— Start DATA RECORDS —
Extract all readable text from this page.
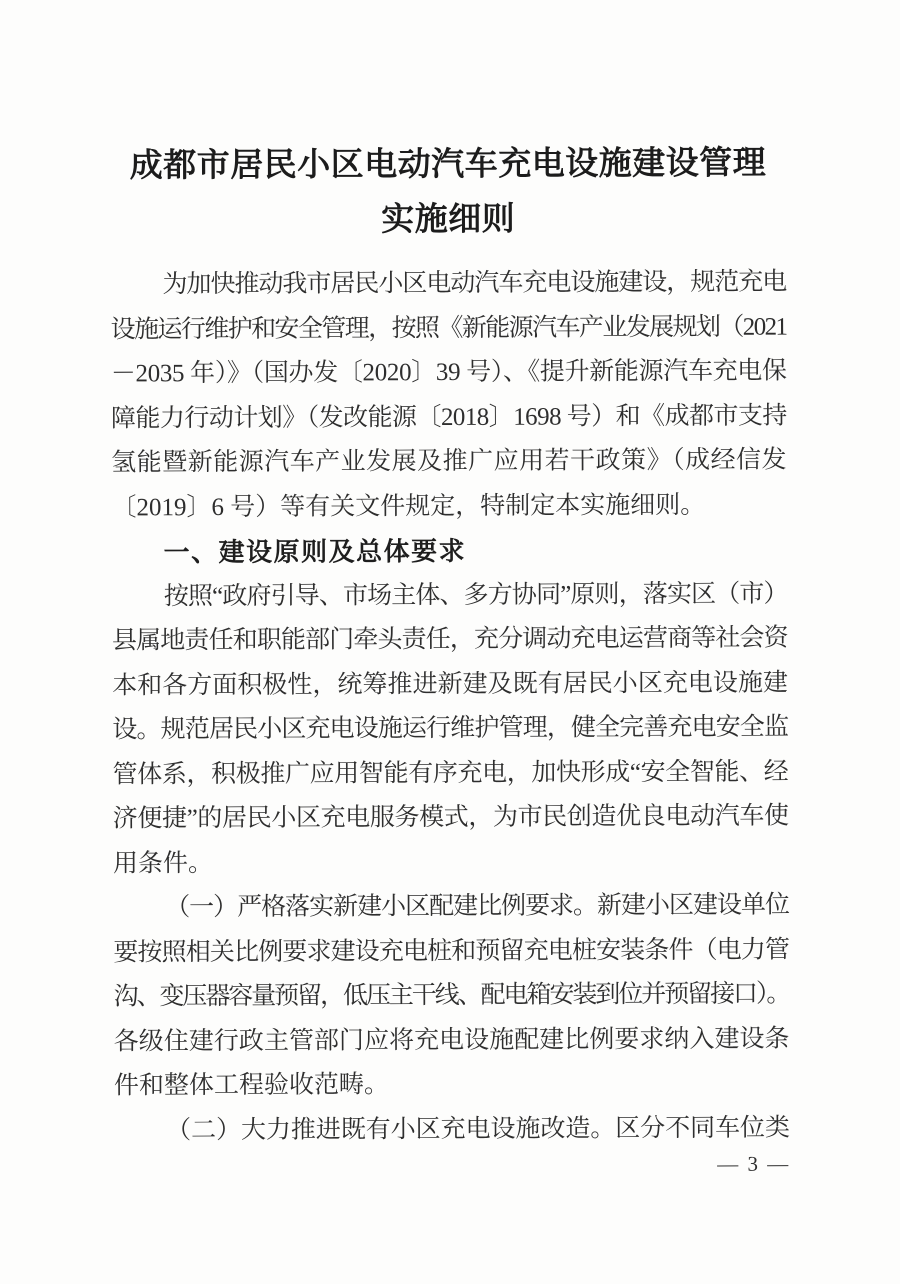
成都市居民小区电动汽车充电设施建设管理
实施细则
为加快推动我市居民小区电动汽车充电设施建设，规范充电
设施运行维护和安全管理，按照《新能源汽车产业发展规划（2021
－2035 年）》（国办发〔2020〕39 号）、《提升新能源汽车充电保
障能力行动计划》（发改能源〔2018〕1698 号）和《成都市支持
氢能暨新能源汽车产业发展及推广应用若干政策》（成经信发
〔2019〕6 号）等有关文件规定，特制定本实施细则。
一、建设原则及总体要求
按照“政府引导、市场主体、多方协同”原则，落实区（市）
县属地责任和职能部门牵头责任，充分调动充电运营商等社会资
本和各方面积极性，统筹推进新建及既有居民小区充电设施建
设。规范居民小区充电设施运行维护管理，健全完善充电安全监
管体系，积极推广应用智能有序充电，加快形成“安全智能、经
济便捷”的居民小区充电服务模式，为市民创造优良电动汽车使
用条件。
（一）严格落实新建小区配建比例要求。新建小区建设单位
要按照相关比例要求建设充电桩和预留充电桩安装条件（电力管
沟、变压器容量预留，低压主干线、配电箱安装到位并预留接口）。
各级住建行政主管部门应将充电设施配建比例要求纳入建设条
件和整体工程验收范畴。
（二）大力推进既有小区充电设施改造。区分不同车位类
— 3 —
— End DATA RECORDS —
• [INSTRUCTIONS FOR THE TASK] Copy every record above exactly, leaving out the pictures.

• [CORRECT ANSWER]
Extract all readable text from this page.
成都市居民小区电动汽车充电设施建设管理
实施细则
为加快推动我市居民小区电动汽车充电设施建设，规范充电
设施运行维护和安全管理，按照《新能源汽车产业发展规划（2021
－2035 年）》（国办发〔2020〕39 号）、《提升新能源汽车充电保
障能力行动计划》（发改能源〔2018〕1698 号）和《成都市支持
氢能暨新能源汽车产业发展及推广应用若干政策》（成经信发
〔2019〕6 号）等有关文件规定，特制定本实施细则。
一、建设原则及总体要求
按照“政府引导、市场主体、多方协同”原则，落实区（市）
县属地责任和职能部门牵头责任，充分调动充电运营商等社会资
本和各方面积极性，统筹推进新建及既有居民小区充电设施建
设。规范居民小区充电设施运行维护管理，健全完善充电安全监
管体系，积极推广应用智能有序充电，加快形成“安全智能、经
济便捷”的居民小区充电服务模式，为市民创造优良电动汽车使
用条件。
（一）严格落实新建小区配建比例要求。新建小区建设单位
要按照相关比例要求建设充电桩和预留充电桩安装条件（电力管
沟、变压器容量预留，低压主干线、配电箱安装到位并预留接口）。
各级住建行政主管部门应将充电设施配建比例要求纳入建设条
件和整体工程验收范畴。
（二）大力推进既有小区充电设施改造。区分不同车位类
— 3 —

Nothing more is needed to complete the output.